* [WHAT THE EXERCISE ASKS]:
Locate all lines in the data below that hold "before" and show them.

_ _ _ _ _ _ _

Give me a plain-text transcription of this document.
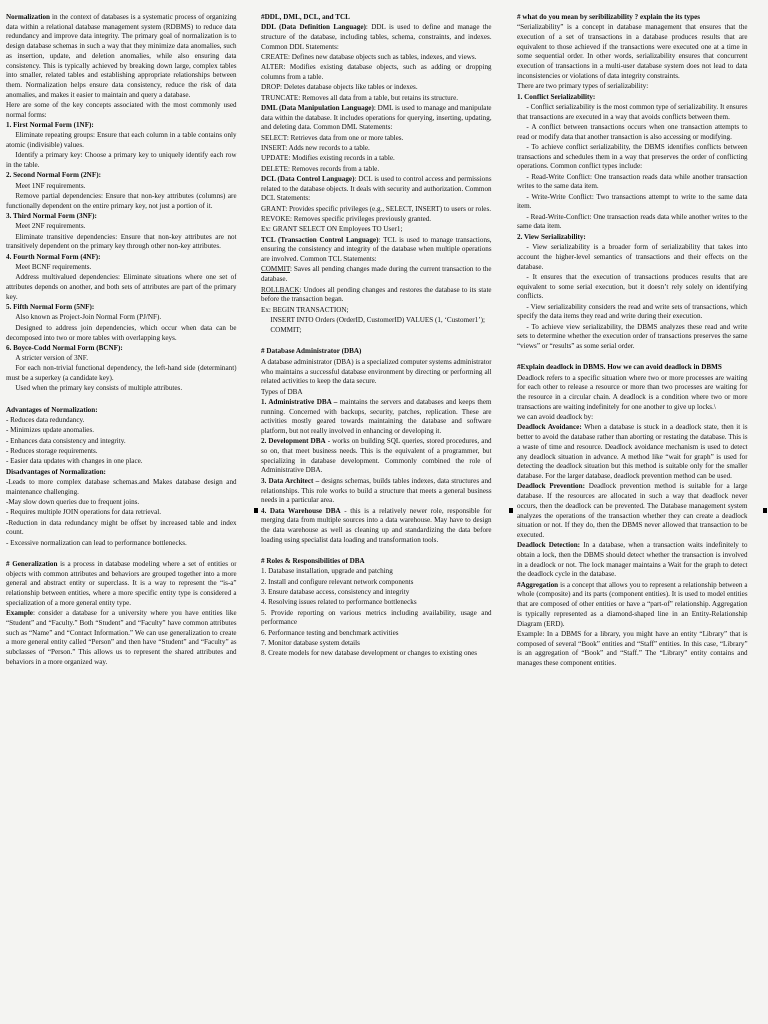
Normalization in the context of databases is a systematic process of organizing data within a relational database management system (RDBMS) to reduce data redundancy and improve data integrity. The primary goal of normalization is to design database schemas in such a way that they minimize data anomalies, such as insertion, update, and deletion anomalies, while also ensuring data consistency. This is typically achieved by breaking down large, complex tables into smaller, related tables and establishing appropriate relationships between them. Normalization helps ensure data consistency, reduce the risk of data anomalies, and makes it easier to maintain and query a database.

Here are some of the key concepts associated with the most commonly used normal forms:

1. First Normal Form (1NF):

Eliminate repeating groups: Ensure that each column in a table contains only atomic (indivisible) values.

Identify a primary key: Choose a primary key to uniquely identify each row in the table.

2. Second Normal Form (2NF):

Meet 1NF requirements.

Remove partial dependencies: Ensure that non-key attributes (columns) are functionally dependent on the entire primary key, not just a portion of it.

3. Third Normal Form (3NF):

Meet 2NF requirements.

Eliminate transitive dependencies: Ensure that non-key attributes are not transitively dependent on the primary key through other non-key attributes.

4. Fourth Normal Form (4NF):

Meet BCNF requirements.

Address multivalued dependencies: Eliminate situations where one set of attributes depends on another, and both sets of attributes are part of the primary key.

5. Fifth Normal Form (5NF):

Also known as Project-Join Normal Form (PJ/NF).

Designed to address join dependencies, which occur when data can be decomposed into two or more tables with overlapping keys.

6. Boyce-Codd Normal Form (BCNF):

A stricter version of 3NF.

For each non-trivial functional dependency, the left-hand side (determinant) must be a superkey (a candidate key).

Used when the primary key consists of multiple attributes.

Advantages of Normalization:

- Reduces data redundancy.

- Minimizes update anomalies.

- Enhances data consistency and integrity.

- Reduces storage requirements.

- Easier data updates with changes in one place.

Disadvantages of Normalization:

-Leads to more complex database schemas.and Makes database design and maintenance challenging.

-May slow down queries due to frequent joins.

- Requires multiple JOIN operations for data retrieval.

-Reduction in data redundancy might be offset by increased table and index count.

- Excessive normalization can lead to performance bottlenecks.

# Generalization is a process in database modeling where a set of entities or objects with common attributes and behaviors are grouped together into a more general and abstract entity or superclass. It is a way to represent the “is-a” relationship between entities, where a more specific entity type is considered a specialization of a more general entity type.

Example: consider a database for a university where you have entities like “Student” and “Faculty.” Both “Student” and “Faculty” have common attributes such as “Name” and “Contact Information.” We can use generalization to create a more general entity called “Person” and then have “Student” and “Faculty” as subclasses of “Person.” This allows us to represent the shared attributes and behaviors in a more organized way.

#DDL, DML, DCL, and TCL

DDL (Data Definition Language): DDL is used to define and manage the structure of the database, including tables, schema, constraints, and indexes. Common DDL Statements:

CREATE: Defines new database objects such as tables, indexes, and views.

ALTER: Modifies existing database objects, such as adding or dropping columns from a table.

DROP: Deletes database objects like tables or indexes.

TRUNCATE: Removes all data from a table, but retains its structure.

DML (Data Manipulation Language): DML is used to manage and manipulate data within the database. It includes operations for querying, inserting, updating, and deleting data. Common DML Statements:

SELECT: Retrieves data from one or more tables.

INSERT: Adds new records to a table.

UPDATE: Modifies existing records in a table.

DELETE: Removes records from a table.

DCL (Data Control Language): DCL is used to control access and permissions related to the database objects. It deals with security and authorization. Common DCL Statements:

GRANT: Provides specific privileges (e.g., SELECT, INSERT) to users or roles.

REVOKE: Removes specific privileges previously granted.

Ex: GRANT SELECT ON Employees TO User1;

TCL (Transaction Control Language): TCL is used to manage transactions, ensuring the consistency and integrity of the database when multiple operations are involved. Common TCL Statements:

COMMIT: Saves all pending changes made during the current transaction to the database.

ROLLBACK: Undoes all pending changes and restores the database to its state before the transaction began.

Ex: BEGIN TRANSACTION;

INSERT INTO Orders (OrderID, CustomerID) VALUES (1, ‘Customer1’);

COMMIT;

# Database Administrator (DBA)

A database administrator (DBA) is a specialized computer systems administrator who maintains a successful database environment by directing or performing all related activities to keep the data secure.

Types of DBA

1. Administrative DBA – maintains the servers and databases and keeps them running. Concerned with backups, security, patches, replication. These are activities mostly geared towards maintaining the database and software platform, but not really involved in enhancing or developing it.

2. Development DBA - works on building SQL queries, stored procedures, and so on, that meet business needs. This is the equivalent of a programmer, but specializing in database development. Commonly combined the role of Administrative DBA.

3. Data Architect – designs schemas, builds tables indexes, data structures and relationships. This role works to build a structure that meets a general business needs in a particular area.

4. Data Warehouse DBA - this is a relatively newer role, responsible for merging data from multiple sources into a data warehouse. May have to design the data warehouse as well as cleaning up and standardizing the data before loading using specialist data loading and transformation tools.

# Roles & Responsibilities of DBA

1. Database installation, upgrade and patching

2. Install and configure relevant network components

3. Ensure database access, consistency and integrity

4. Resolving issues related to performance bottlenecks

5. Provide reporting on various metrics including availability, usage and performance

6. Performance testing and benchmark activities

7. Monitor database system details

8. Create models for new database development or changes to existing ones

# what do you mean by seribilizability ? explain the its types

“Serializability” is a concept in database management that ensures that the execution of a set of transactions in a database produces results that are equivalent to those achieved if the transactions were executed one at a time in some sequential order. In other words, serializability ensures that concurrent execution of transactions in a multi-user database system does not lead to data inconsistencies or violations of data integrity constraints.

There are two primary types of serializability:

1. Conflict Serializability:

- Conflict serializability is the most common type of serializability. It ensures that transactions are executed in a way that avoids conflicts between them.

- A conflict between transactions occurs when one transaction attempts to read or modify data that another transaction is also accessing or modifying.

- To achieve conflict serializability, the DBMS identifies conflicts between transactions and schedules them in a way that preserves the order of conflicting operations. Common conflict types include:

- Read-Write Conflict: One transaction reads data while another transaction writes to the same data item.

- Write-Write Conflict: Two transactions attempt to write to the same data item.

- Read-Write-Conflict: One transaction reads data while another writes to the same data item.

2. View Serializability:

- View serializability is a broader form of serializability that takes into account the higher-level semantics of transactions and their effects on the database.

- It ensures that the execution of transactions produces results that are equivalent to some serial execution, but it doesn’t rely solely on identifying conflicts.

- View serializability considers the read and write sets of transactions, which specify the data items they read and write during their execution.

- To achieve view serializability, the DBMS analyzes these read and write sets to determine whether the execution order of transactions preserves the same “views” or “results” as some serial order.

#Explain deadlock in DBMS. How we can avoid deadlock in DBMS

Deadlock refers to a specific situation where two or more processes are waiting for each other to release a resource or more than two processes are waiting for the resource in a circular chain. A deadlock is a condition where two or more transactions are waiting indefinitely for one another to give up locks.\

we can avoid deadlock by:

Deadlock Avoidance: When a database is stuck in a deadlock state, then it is better to avoid the database rather than aborting or restating the database. This is a waste of time and resource. Deadlock avoidance mechanism is used to detect any deadlock situation in advance. A method like “wait for graph” is used for detecting the deadlock situation but this method is suitable only for the smaller database. For the larger database, deadlock prevention method can be used.

Deadlock Prevention: Deadlock prevention method is suitable for a large database. If the resources are allocated in such a way that deadlock never occurs, then the deadlock can be prevented. The Database management system analyzes the operations of the transaction whether they can create a deadlock situation or not. If they do, then the DBMS never allowed that transaction to be executed.

Deadlock Detection: In a database, when a transaction waits indefinitely to obtain a lock, then the DBMS should detect whether the transaction is involved in a deadlock or not. The lock manager maintains a Wait for the graph to detect the deadlock cycle in the database.

#Aggregation is a concept that allows you to represent a relationship between a whole (composite) and its parts (component entities). It is used to model entities that are composed of other entities or have a “part-of” relationship. Aggregation is typically represented as a diamond-shaped line in an Entity-Relationship Diagram (ERD).

Example: In a DBMS for a library, you might have an entity “Library” that is composed of several “Book” entities and “Staff” entities. In this case, “Library” is an aggregation of “Book” and “Staff.” The “Library” entity contains and manages these component entities.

_ _ _ _ _ _ _

* [REPLY TO THE TASK]:
ROLLBACK: Undoes all pending changes and restores the database to its state before the transaction began.
4. Data Warehouse DBA - this is a relatively newer role, responsible for merging data from multiple sources into a data warehouse. May have to design the data warehouse as well as cleaning up and standardizing the data before loading using specialist data loading and transformation tools.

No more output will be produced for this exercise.